Dataset items:
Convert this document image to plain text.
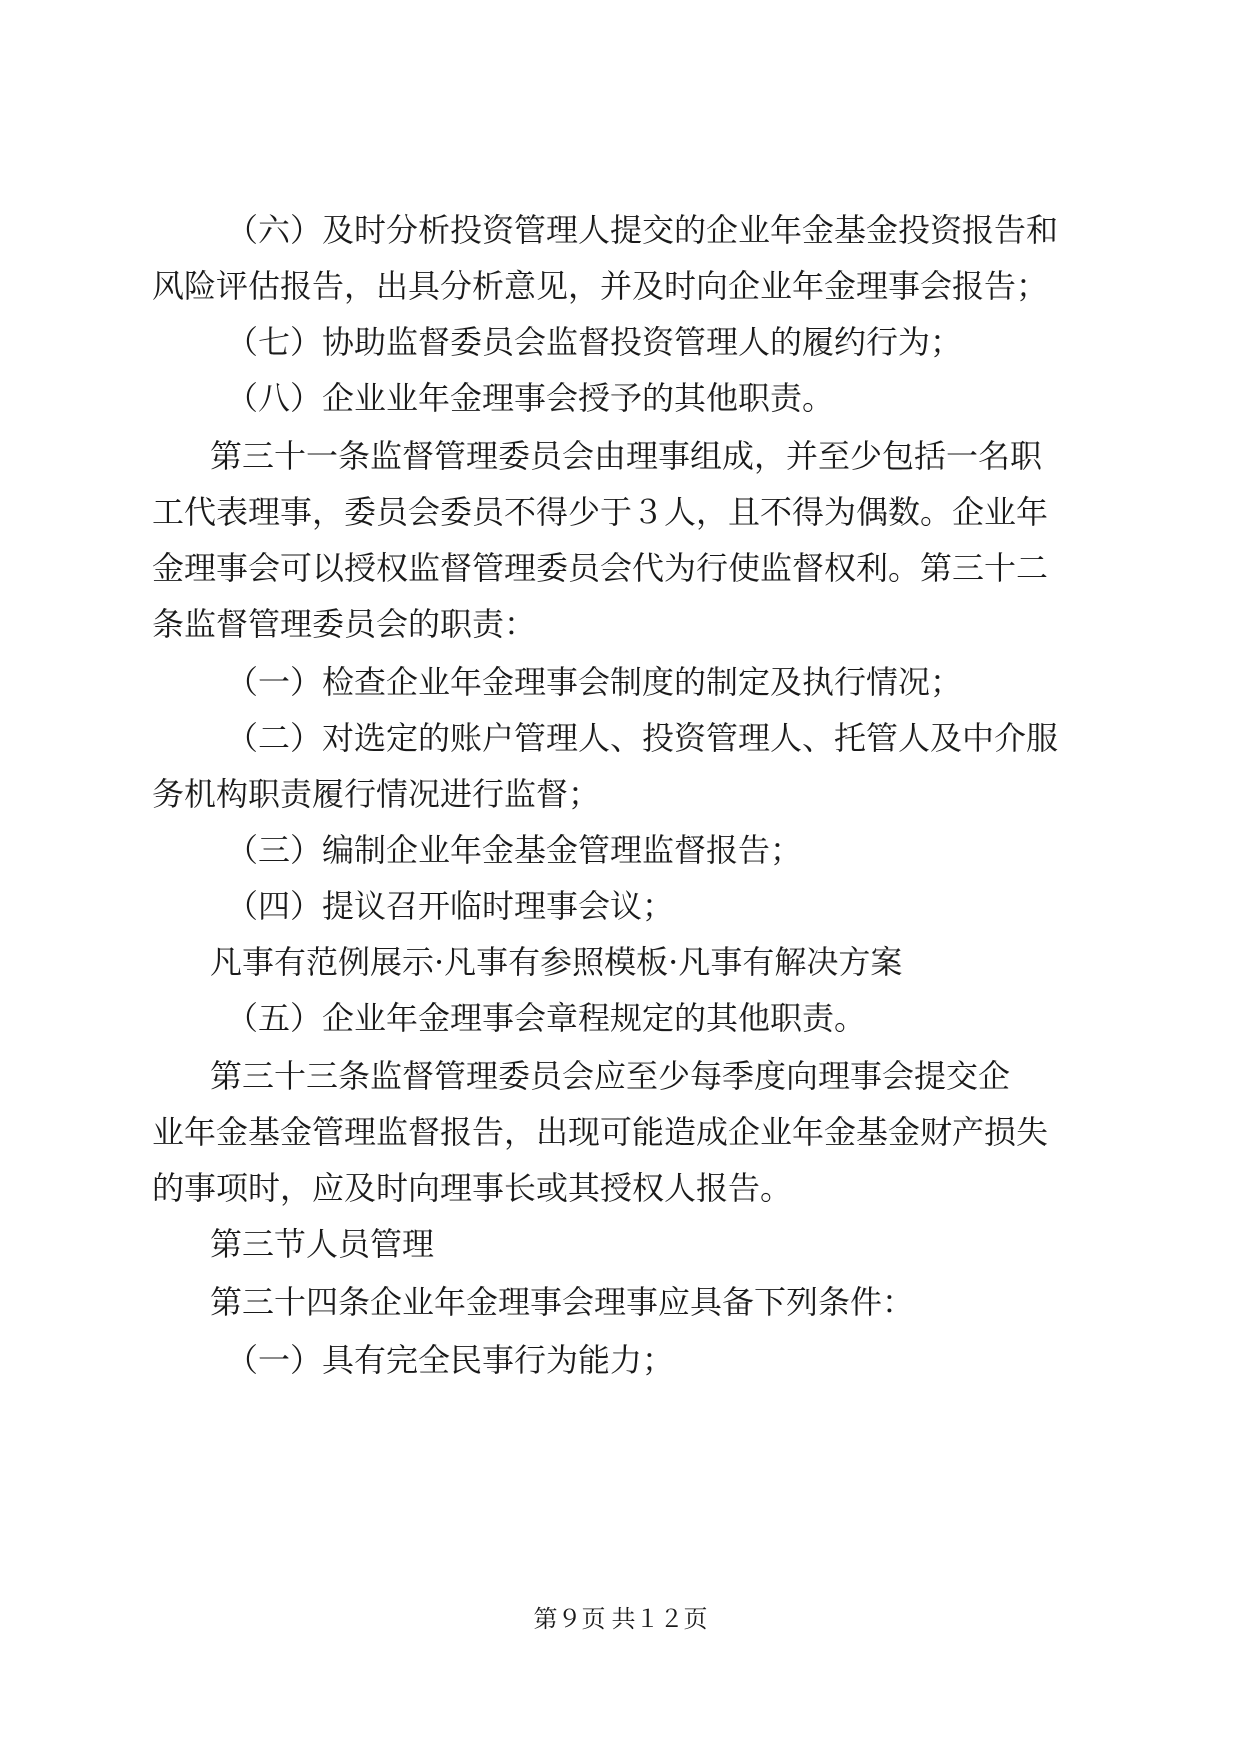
（六）及时分析投资管理人提交的企业年金基金投资报告和
风险评估报告，出具分析意见，并及时向企业年金理事会报告；
（七）协助监督委员会监督投资管理人的履约行为；
（八）企业业年金理事会授予的其他职责。
第三十一条监督管理委员会由理事组成，并至少包括一名职
工代表理事，委员会委员不得少于３人，且不得为偶数。企业年
金理事会可以授权监督管理委员会代为行使监督权利。第三十二
条监督管理委员会的职责：
（一）检查企业年金理事会制度的制定及执行情况；
（二）对选定的账户管理人、投资管理人、托管人及中介服
务机构职责履行情况进行监督；
（三）编制企业年金基金管理监督报告；
（四）提议召开临时理事会议；
凡事有范例展示·凡事有参照模板·凡事有解决方案
（五）企业年金理事会章程规定的其他职责。
第三十三条监督管理委员会应至少每季度向理事会提交企
业年金基金管理监督报告，出现可能造成企业年金基金财产损失
的事项时，应及时向理事长或其授权人报告。
第三节人员管理
第三十四条企业年金理事会理事应具备下列条件：
（一）具有完全民事行为能力；
第９页 共１２页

## Task brief
Every entry above should be duplicated exactly. Do not include the images.

## Exercise solution
Convert this document image to plain text.
（六）及时分析投资管理人提交的企业年金基金投资报告和
风险评估报告，出具分析意见，并及时向企业年金理事会报告；
（七）协助监督委员会监督投资管理人的履约行为；
（八）企业业年金理事会授予的其他职责。
第三十一条监督管理委员会由理事组成，并至少包括一名职
工代表理事，委员会委员不得少于３人，且不得为偶数。企业年
金理事会可以授权监督管理委员会代为行使监督权利。第三十二
条监督管理委员会的职责：
（一）检查企业年金理事会制度的制定及执行情况；
（二）对选定的账户管理人、投资管理人、托管人及中介服
务机构职责履行情况进行监督；
（三）编制企业年金基金管理监督报告；
（四）提议召开临时理事会议；
凡事有范例展示·凡事有参照模板·凡事有解决方案
（五）企业年金理事会章程规定的其他职责。
第三十三条监督管理委员会应至少每季度向理事会提交企
业年金基金管理监督报告，出现可能造成企业年金基金财产损失
的事项时，应及时向理事长或其授权人报告。
第三节人员管理
第三十四条企业年金理事会理事应具备下列条件：
（一）具有完全民事行为能力；
第９页 共１２页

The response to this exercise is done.